══ Data shown ══
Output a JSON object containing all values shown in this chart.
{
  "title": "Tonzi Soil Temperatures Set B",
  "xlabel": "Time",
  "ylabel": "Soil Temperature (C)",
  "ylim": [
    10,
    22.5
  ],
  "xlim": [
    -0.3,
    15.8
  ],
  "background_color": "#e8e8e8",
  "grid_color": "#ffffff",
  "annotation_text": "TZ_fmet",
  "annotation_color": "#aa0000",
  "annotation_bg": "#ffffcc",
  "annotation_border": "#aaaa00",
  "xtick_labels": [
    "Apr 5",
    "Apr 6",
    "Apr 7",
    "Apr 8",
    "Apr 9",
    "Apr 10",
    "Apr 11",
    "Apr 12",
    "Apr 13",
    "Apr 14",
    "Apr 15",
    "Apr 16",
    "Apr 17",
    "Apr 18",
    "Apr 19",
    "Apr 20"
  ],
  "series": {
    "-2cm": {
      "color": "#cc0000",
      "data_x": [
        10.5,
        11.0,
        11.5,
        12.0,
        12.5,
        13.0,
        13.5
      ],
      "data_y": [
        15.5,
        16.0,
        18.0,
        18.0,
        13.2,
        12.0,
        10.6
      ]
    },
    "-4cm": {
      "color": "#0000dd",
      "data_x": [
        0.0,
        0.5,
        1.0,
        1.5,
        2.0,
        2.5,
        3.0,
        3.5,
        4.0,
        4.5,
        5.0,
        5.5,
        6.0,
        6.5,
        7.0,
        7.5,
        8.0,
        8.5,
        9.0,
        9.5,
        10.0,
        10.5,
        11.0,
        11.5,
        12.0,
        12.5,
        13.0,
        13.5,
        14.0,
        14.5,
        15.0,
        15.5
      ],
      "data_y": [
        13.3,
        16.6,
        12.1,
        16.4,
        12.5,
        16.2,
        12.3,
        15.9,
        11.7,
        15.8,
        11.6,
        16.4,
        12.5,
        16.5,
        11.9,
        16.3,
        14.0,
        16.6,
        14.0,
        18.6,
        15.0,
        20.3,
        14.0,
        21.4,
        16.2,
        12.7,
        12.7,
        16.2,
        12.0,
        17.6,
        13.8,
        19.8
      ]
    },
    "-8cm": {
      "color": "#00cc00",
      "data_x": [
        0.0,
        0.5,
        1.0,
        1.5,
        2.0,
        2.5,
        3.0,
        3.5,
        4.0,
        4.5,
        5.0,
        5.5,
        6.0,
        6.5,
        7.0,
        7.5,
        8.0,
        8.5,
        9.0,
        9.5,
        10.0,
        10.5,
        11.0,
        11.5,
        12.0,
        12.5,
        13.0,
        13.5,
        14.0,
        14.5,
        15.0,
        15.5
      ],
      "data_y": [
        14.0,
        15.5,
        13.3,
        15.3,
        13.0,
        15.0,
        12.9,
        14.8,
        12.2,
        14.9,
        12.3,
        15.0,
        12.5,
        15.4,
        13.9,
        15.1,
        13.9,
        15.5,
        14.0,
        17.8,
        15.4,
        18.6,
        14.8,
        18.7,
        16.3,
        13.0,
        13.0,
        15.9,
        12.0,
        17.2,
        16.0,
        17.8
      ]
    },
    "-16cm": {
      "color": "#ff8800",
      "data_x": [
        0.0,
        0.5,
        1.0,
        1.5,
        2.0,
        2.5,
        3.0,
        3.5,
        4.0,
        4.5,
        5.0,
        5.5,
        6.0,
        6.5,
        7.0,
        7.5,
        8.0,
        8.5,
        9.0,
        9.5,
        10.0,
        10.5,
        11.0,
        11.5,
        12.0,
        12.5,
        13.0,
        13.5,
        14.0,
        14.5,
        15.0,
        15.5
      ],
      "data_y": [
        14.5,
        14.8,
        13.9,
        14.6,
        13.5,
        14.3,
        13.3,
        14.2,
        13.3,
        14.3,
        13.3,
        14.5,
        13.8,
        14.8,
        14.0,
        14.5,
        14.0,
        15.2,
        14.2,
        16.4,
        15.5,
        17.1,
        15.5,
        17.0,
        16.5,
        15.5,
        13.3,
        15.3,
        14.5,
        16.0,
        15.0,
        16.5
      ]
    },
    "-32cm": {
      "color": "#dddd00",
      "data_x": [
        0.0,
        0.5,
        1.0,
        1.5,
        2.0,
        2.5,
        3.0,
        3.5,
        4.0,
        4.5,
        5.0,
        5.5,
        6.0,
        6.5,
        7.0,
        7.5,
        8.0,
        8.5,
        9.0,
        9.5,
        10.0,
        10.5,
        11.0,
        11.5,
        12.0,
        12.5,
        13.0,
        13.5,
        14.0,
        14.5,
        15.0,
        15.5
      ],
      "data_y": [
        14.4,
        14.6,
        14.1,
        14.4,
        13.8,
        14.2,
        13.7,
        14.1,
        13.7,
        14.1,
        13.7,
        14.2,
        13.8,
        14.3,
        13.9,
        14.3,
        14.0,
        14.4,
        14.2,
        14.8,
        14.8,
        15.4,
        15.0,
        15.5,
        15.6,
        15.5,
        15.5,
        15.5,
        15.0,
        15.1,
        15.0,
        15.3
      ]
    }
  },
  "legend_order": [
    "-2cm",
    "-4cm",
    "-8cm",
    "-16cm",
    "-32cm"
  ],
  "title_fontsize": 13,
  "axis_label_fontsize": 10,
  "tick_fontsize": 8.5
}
═══
Your goal — Repeat all the entries exactly as given.

The solution —
Output a JSON object containing all values shown in this chart.
{
  "title": "Tonzi Soil Temperatures Set B",
  "xlabel": "Time",
  "ylabel": "Soil Temperature (C)",
  "ylim": [
    10,
    22.5
  ],
  "xlim": [
    -0.3,
    15.8
  ],
  "background_color": "#e8e8e8",
  "grid_color": "#ffffff",
  "annotation_text": "TZ_fmet",
  "annotation_color": "#aa0000",
  "annotation_bg": "#ffffcc",
  "annotation_border": "#aaaa00",
  "xtick_labels": [
    "Apr 5",
    "Apr 6",
    "Apr 7",
    "Apr 8",
    "Apr 9",
    "Apr 10",
    "Apr 11",
    "Apr 12",
    "Apr 13",
    "Apr 14",
    "Apr 15",
    "Apr 16",
    "Apr 17",
    "Apr 18",
    "Apr 19",
    "Apr 20"
  ],
  "series": {
    "-2cm": {
      "color": "#cc0000",
      "data_x": [
        10.5,
        11.0,
        11.5,
        12.0,
        12.5,
        13.0,
        13.5
      ],
      "data_y": [
        15.5,
        16.0,
        18.0,
        18.0,
        13.2,
        12.0,
        10.6
      ]
    },
    "-4cm": {
      "color": "#0000dd",
      "data_x": [
        0.0,
        0.5,
        1.0,
        1.5,
        2.0,
        2.5,
        3.0,
        3.5,
        4.0,
        4.5,
        5.0,
        5.5,
        6.0,
        6.5,
        7.0,
        7.5,
        8.0,
        8.5,
        9.0,
        9.5,
        10.0,
        10.5,
        11.0,
        11.5,
        12.0,
        12.5,
        13.0,
        13.5,
        14.0,
        14.5,
        15.0,
        15.5
      ],
      "data_y": [
        13.3,
        16.6,
        12.1,
        16.4,
        12.5,
        16.2,
        12.3,
        15.9,
        11.7,
        15.8,
        11.6,
        16.4,
        12.5,
        16.5,
        11.9,
        16.3,
        14.0,
        16.6,
        14.0,
        18.6,
        15.0,
        20.3,
        14.0,
        21.4,
        16.2,
        12.7,
        12.7,
        16.2,
        12.0,
        17.6,
        13.8,
        19.8
      ]
    },
    "-8cm": {
      "color": "#00cc00",
      "data_x": [
        0.0,
        0.5,
        1.0,
        1.5,
        2.0,
        2.5,
        3.0,
        3.5,
        4.0,
        4.5,
        5.0,
        5.5,
        6.0,
        6.5,
        7.0,
        7.5,
        8.0,
        8.5,
        9.0,
        9.5,
        10.0,
        10.5,
        11.0,
        11.5,
        12.0,
        12.5,
        13.0,
        13.5,
        14.0,
        14.5,
        15.0,
        15.5
      ],
      "data_y": [
        14.0,
        15.5,
        13.3,
        15.3,
        13.0,
        15.0,
        12.9,
        14.8,
        12.2,
        14.9,
        12.3,
        15.0,
        12.5,
        15.4,
        13.9,
        15.1,
        13.9,
        15.5,
        14.0,
        17.8,
        15.4,
        18.6,
        14.8,
        18.7,
        16.3,
        13.0,
        13.0,
        15.9,
        12.0,
        17.2,
        16.0,
        17.8
      ]
    },
    "-16cm": {
      "color": "#ff8800",
      "data_x": [
        0.0,
        0.5,
        1.0,
        1.5,
        2.0,
        2.5,
        3.0,
        3.5,
        4.0,
        4.5,
        5.0,
        5.5,
        6.0,
        6.5,
        7.0,
        7.5,
        8.0,
        8.5,
        9.0,
        9.5,
        10.0,
        10.5,
        11.0,
        11.5,
        12.0,
        12.5,
        13.0,
        13.5,
        14.0,
        14.5,
        15.0,
        15.5
      ],
      "data_y": [
        14.5,
        14.8,
        13.9,
        14.6,
        13.5,
        14.3,
        13.3,
        14.2,
        13.3,
        14.3,
        13.3,
        14.5,
        13.8,
        14.8,
        14.0,
        14.5,
        14.0,
        15.2,
        14.2,
        16.4,
        15.5,
        17.1,
        15.5,
        17.0,
        16.5,
        15.5,
        13.3,
        15.3,
        14.5,
        16.0,
        15.0,
        16.5
      ]
    },
    "-32cm": {
      "color": "#dddd00",
      "data_x": [
        0.0,
        0.5,
        1.0,
        1.5,
        2.0,
        2.5,
        3.0,
        3.5,
        4.0,
        4.5,
        5.0,
        5.5,
        6.0,
        6.5,
        7.0,
        7.5,
        8.0,
        8.5,
        9.0,
        9.5,
        10.0,
        10.5,
        11.0,
        11.5,
        12.0,
        12.5,
        13.0,
        13.5,
        14.0,
        14.5,
        15.0,
        15.5
      ],
      "data_y": [
        14.4,
        14.6,
        14.1,
        14.4,
        13.8,
        14.2,
        13.7,
        14.1,
        13.7,
        14.1,
        13.7,
        14.2,
        13.8,
        14.3,
        13.9,
        14.3,
        14.0,
        14.4,
        14.2,
        14.8,
        14.8,
        15.4,
        15.0,
        15.5,
        15.6,
        15.5,
        15.5,
        15.5,
        15.0,
        15.1,
        15.0,
        15.3
      ]
    }
  },
  "legend_order": [
    "-2cm",
    "-4cm",
    "-8cm",
    "-16cm",
    "-32cm"
  ],
  "title_fontsize": 13,
  "axis_label_fontsize": 10,
  "tick_fontsize": 8.5
}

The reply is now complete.